# Input rows start
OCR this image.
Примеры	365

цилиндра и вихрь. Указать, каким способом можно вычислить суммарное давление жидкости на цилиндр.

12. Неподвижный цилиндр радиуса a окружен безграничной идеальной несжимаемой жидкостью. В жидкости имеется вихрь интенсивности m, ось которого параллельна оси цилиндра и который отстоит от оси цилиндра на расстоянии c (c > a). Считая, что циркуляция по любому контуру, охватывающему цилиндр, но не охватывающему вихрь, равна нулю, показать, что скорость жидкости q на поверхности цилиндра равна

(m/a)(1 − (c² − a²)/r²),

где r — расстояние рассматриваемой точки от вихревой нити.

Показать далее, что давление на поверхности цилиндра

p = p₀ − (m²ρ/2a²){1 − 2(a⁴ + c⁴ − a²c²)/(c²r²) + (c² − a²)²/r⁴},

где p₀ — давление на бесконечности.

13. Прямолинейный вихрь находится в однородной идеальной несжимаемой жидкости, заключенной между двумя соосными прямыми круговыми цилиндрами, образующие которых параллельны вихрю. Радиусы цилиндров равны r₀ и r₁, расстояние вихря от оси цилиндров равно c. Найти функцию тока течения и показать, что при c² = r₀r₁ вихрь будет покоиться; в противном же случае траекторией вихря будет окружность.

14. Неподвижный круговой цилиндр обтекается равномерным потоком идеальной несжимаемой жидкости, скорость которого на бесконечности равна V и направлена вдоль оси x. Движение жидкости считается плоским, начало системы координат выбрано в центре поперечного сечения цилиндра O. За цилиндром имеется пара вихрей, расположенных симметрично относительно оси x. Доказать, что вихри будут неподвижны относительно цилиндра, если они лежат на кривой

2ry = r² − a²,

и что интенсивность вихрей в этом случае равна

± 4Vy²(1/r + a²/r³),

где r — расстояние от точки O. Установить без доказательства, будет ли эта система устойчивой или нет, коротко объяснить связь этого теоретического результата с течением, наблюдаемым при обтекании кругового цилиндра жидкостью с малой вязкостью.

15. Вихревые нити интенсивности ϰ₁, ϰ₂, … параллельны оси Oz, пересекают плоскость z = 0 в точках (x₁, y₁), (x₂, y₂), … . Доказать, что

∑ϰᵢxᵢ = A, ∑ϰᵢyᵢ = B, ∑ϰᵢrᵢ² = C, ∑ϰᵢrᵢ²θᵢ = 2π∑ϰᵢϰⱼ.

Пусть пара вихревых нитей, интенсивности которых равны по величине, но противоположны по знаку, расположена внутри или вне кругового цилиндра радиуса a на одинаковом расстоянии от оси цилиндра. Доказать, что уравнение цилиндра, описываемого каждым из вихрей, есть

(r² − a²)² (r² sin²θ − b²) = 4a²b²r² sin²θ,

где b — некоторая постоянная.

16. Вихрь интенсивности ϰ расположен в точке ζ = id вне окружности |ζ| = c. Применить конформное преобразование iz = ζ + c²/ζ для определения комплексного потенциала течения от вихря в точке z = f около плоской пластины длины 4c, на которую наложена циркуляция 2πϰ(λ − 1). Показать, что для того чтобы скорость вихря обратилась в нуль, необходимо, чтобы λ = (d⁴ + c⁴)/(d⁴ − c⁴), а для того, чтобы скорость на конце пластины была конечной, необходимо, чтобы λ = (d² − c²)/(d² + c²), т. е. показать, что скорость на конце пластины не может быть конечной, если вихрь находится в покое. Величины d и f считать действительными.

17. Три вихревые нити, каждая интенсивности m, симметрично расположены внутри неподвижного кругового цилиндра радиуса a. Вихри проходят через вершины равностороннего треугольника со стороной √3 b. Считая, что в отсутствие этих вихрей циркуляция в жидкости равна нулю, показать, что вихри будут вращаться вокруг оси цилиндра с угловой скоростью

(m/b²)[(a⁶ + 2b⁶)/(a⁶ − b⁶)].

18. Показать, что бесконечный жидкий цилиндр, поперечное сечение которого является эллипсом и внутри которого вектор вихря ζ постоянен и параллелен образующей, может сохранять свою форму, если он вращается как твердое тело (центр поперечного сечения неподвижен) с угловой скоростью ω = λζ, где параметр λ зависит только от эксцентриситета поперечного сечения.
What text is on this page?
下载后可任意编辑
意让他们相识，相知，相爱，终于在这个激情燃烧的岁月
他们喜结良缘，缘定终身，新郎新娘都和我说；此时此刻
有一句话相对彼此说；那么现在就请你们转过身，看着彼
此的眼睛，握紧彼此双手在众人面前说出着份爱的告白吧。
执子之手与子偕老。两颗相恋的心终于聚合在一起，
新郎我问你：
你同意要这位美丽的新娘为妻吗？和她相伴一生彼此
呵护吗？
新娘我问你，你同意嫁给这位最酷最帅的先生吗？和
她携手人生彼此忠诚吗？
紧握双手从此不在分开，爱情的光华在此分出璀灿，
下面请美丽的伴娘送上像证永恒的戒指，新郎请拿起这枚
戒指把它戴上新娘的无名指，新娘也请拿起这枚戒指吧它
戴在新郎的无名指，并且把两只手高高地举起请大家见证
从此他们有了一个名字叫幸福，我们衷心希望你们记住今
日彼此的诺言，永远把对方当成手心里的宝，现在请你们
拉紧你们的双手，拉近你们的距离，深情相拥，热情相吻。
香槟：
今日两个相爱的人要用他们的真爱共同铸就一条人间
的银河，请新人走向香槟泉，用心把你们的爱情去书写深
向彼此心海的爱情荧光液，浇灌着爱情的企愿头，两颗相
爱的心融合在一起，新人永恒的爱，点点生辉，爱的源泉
# Input rows end
■ **Brief**: Repeat all of the records above exactly as they appear.

■ **Result for this task**:
OCR this image.
Примеры	365

цилиндра и вихрь. Указать, каким способом можно вычислить суммарное давление жидкости на цилиндр.

12. Неподвижный цилиндр радиуса a окружен безграничной идеальной несжимаемой жидкостью. В жидкости имеется вихрь интенсивности m, ось которого параллельна оси цилиндра и который отстоит от оси цилиндра на расстоянии c (c > a). Считая, что циркуляция по любому контуру, охватывающему цилиндр, но не охватывающему вихрь, равна нулю, показать, что скорость жидкости q на поверхности цилиндра равна

(m/a)(1 − (c² − a²)/r²),

где r — расстояние рассматриваемой точки от вихревой нити.

Показать далее, что давление на поверхности цилиндра

p = p₀ − (m²ρ/2a²){1 − 2(a⁴ + c⁴ − a²c²)/(c²r²) + (c² − a²)²/r⁴},

где p₀ — давление на бесконечности.

13. Прямолинейный вихрь находится в однородной идеальной несжимаемой жидкости, заключенной между двумя соосными прямыми круговыми цилиндрами, образующие которых параллельны вихрю. Радиусы цилиндров равны r₀ и r₁, расстояние вихря от оси цилиндров равно c. Найти функцию тока течения и показать, что при c² = r₀r₁ вихрь будет покоиться; в противном же случае траекторией вихря будет окружность.

14. Неподвижный круговой цилиндр обтекается равномерным потоком идеальной несжимаемой жидкости, скорость которого на бесконечности равна V и направлена вдоль оси x. Движение жидкости считается плоским, начало системы координат выбрано в центре поперечного сечения цилиндра O. За цилиндром имеется пара вихрей, расположенных симметрично относительно оси x. Доказать, что вихри будут неподвижны относительно цилиндра, если они лежат на кривой

2ry = r² − a²,

и что интенсивность вихрей в этом случае равна

± 4Vy²(1/r + a²/r³),

где r — расстояние от точки O. Установить без доказательства, будет ли эта система устойчивой или нет, коротко объяснить связь этого теоретического результата с течением, наблюдаемым при обтекании кругового цилиндра жидкостью с малой вязкостью.

15. Вихревые нити интенсивности ϰ₁, ϰ₂, … параллельны оси Oz, пересекают плоскость z = 0 в точках (x₁, y₁), (x₂, y₂), … . Доказать, что

∑ϰᵢxᵢ = A, ∑ϰᵢyᵢ = B, ∑ϰᵢrᵢ² = C, ∑ϰᵢrᵢ²θᵢ = 2π∑ϰᵢϰⱼ.

Пусть пара вихревых нитей, интенсивности которых равны по величине, но противоположны по знаку, расположена внутри или вне кругового цилиндра радиуса a на одинаковом расстоянии от оси цилиндра. Доказать, что уравнение цилиндра, описываемого каждым из вихрей, есть

(r² − a²)² (r² sin²θ − b²) = 4a²b²r² sin²θ,

где b — некоторая постоянная.

16. Вихрь интенсивности ϰ расположен в точке ζ = id вне окружности |ζ| = c. Применить конформное преобразование iz = ζ + c²/ζ для определения комплексного потенциала течения от вихря в точке z = f около плоской пластины длины 4c, на которую наложена циркуляция 2πϰ(λ − 1). Показать, что для того чтобы скорость вихря обратилась в нуль, необходимо, чтобы λ = (d⁴ + c⁴)/(d⁴ − c⁴), а для того, чтобы скорость на конце пластины была конечной, необходимо, чтобы λ = (d² − c²)/(d² + c²), т. е. показать, что скорость на конце пластины не может быть конечной, если вихрь находится в покое. Величины d и f считать действительными.

17. Три вихревые нити, каждая интенсивности m, симметрично расположены внутри неподвижного кругового цилиндра радиуса a. Вихри проходят через вершины равностороннего треугольника со стороной √3 b. Считая, что в отсутствие этих вихрей циркуляция в жидкости равна нулю, показать, что вихри будут вращаться вокруг оси цилиндра с угловой скоростью

(m/b²)[(a⁶ + 2b⁶)/(a⁶ − b⁶)].

18. Показать, что бесконечный жидкий цилиндр, поперечное сечение которого является эллипсом и внутри которого вектор вихря ζ постоянен и параллелен образующей, может сохранять свою форму, если он вращается как твердое тело (центр поперечного сечения неподвижен) с угловой скоростью ω = λζ, где параметр λ зависит только от эксцентриситета поперечного сечения.
What text is on this page?
下载后可任意编辑
意让他们相识，相知，相爱，终于在这个激情燃烧的岁月
他们喜结良缘，缘定终身，新郎新娘都和我说；此时此刻
有一句话相对彼此说；那么现在就请你们转过身，看着彼
此的眼睛，握紧彼此双手在众人面前说出着份爱的告白吧。
执子之手与子偕老。两颗相恋的心终于聚合在一起，
新郎我问你：
你同意要这位美丽的新娘为妻吗？和她相伴一生彼此
呵护吗？
新娘我问你，你同意嫁给这位最酷最帅的先生吗？和
她携手人生彼此忠诚吗？
紧握双手从此不在分开，爱情的光华在此分出璀灿，
下面请美丽的伴娘送上像证永恒的戒指，新郎请拿起这枚
戒指把它戴上新娘的无名指，新娘也请拿起这枚戒指吧它
戴在新郎的无名指，并且把两只手高高地举起请大家见证
从此他们有了一个名字叫幸福，我们衷心希望你们记住今
日彼此的诺言，永远把对方当成手心里的宝，现在请你们
拉紧你们的双手，拉近你们的距离，深情相拥，热情相吻。
香槟：
今日两个相爱的人要用他们的真爱共同铸就一条人间
的银河，请新人走向香槟泉，用心把你们的爱情去书写深
向彼此心海的爱情荧光液，浇灌着爱情的企愿头，两颗相
爱的心融合在一起，新人永恒的爱，点点生辉，爱的源泉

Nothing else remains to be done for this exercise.